> The records
────────────────────
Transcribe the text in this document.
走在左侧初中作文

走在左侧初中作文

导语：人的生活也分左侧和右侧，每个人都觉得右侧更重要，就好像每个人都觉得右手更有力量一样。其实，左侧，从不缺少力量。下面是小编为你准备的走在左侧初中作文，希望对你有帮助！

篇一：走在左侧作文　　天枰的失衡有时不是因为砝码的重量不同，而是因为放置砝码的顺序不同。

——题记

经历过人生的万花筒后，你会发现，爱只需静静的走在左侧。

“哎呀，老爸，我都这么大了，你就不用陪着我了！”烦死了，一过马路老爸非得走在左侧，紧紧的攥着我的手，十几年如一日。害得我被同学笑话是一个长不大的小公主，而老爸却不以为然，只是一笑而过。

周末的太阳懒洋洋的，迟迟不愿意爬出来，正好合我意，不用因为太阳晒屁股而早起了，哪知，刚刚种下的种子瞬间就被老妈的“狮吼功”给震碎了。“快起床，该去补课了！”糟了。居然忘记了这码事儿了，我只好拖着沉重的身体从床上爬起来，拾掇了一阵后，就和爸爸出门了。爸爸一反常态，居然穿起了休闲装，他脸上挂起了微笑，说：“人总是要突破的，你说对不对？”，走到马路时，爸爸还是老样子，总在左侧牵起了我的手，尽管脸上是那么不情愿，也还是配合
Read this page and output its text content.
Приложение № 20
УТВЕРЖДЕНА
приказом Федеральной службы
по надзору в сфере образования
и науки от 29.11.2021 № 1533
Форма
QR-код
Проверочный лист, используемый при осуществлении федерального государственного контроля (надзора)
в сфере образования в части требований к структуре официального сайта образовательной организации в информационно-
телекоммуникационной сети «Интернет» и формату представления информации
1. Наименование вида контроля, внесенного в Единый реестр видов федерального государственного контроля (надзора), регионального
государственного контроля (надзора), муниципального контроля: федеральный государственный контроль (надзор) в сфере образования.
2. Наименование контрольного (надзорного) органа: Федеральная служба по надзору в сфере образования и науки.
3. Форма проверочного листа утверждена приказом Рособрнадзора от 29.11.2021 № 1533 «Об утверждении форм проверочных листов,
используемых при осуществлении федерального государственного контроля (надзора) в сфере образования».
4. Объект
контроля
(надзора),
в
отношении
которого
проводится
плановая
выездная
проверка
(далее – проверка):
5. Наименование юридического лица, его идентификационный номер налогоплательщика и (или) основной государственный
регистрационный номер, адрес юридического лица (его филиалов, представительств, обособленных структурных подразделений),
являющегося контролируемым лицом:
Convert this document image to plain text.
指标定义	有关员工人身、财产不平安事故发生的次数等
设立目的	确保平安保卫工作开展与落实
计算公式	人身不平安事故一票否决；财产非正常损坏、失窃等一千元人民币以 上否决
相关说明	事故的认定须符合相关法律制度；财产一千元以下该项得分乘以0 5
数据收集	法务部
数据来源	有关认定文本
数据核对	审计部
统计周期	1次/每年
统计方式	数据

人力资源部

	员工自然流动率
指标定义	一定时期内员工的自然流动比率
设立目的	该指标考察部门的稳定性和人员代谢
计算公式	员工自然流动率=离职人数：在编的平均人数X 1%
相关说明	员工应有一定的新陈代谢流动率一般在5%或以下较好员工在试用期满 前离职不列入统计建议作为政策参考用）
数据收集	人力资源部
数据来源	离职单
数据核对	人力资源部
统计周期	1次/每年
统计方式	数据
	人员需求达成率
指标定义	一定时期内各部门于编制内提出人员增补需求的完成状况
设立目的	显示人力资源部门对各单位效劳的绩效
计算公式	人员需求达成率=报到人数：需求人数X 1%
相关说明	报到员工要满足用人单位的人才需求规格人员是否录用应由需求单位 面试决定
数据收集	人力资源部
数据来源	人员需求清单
────────────────────
> Exercise
Report all lines of the data that include the word "Наименование".

> Exercise solution
1. Наименование вида контроля, внесенного в Единый реестр видов федерального государственного контроля (надзора), регионального
2. Наименование контрольного (надзорного) органа: Федеральная служба по надзору в сфере образования и науки.
5. Наименование юридического лица, его идентификационный номер налогоплательщика и (или) основной государственный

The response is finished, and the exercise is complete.